[DIRECTIONS FOR THIS TASK]:
Wherever "Indij" appears in a line, list that line.

[EXERCISE INPUT]:
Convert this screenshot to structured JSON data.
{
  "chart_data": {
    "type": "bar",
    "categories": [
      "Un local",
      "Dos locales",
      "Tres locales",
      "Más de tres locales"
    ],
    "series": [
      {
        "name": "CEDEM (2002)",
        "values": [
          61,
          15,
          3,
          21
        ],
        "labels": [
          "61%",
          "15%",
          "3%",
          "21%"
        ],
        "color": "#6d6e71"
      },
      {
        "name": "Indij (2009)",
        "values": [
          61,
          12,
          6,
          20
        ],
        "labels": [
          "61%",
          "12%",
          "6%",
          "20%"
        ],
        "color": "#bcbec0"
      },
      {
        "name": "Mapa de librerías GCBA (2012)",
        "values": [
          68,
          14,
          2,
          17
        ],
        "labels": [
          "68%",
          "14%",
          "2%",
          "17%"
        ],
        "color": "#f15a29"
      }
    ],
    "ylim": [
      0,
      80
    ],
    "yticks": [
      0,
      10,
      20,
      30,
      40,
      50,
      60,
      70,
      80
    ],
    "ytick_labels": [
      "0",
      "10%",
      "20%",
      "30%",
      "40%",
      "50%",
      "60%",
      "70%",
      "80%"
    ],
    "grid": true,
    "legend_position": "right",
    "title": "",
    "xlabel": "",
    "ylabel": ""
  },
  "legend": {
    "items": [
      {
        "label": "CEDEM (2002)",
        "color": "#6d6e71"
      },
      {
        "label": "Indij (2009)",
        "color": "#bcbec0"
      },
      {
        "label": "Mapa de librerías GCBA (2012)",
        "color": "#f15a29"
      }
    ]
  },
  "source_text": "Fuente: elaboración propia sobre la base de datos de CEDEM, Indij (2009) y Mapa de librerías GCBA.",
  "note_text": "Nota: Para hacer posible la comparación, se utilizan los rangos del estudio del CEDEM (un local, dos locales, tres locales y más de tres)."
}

[TASK RESPONSE]:
        "name": "Indij (2009)",
        "label": "Indij (2009)",
  "source_text": "Fuente: elaboración propia sobre la base de datos de CEDEM, Indij (2009) y Mapa de librerías GCBA.",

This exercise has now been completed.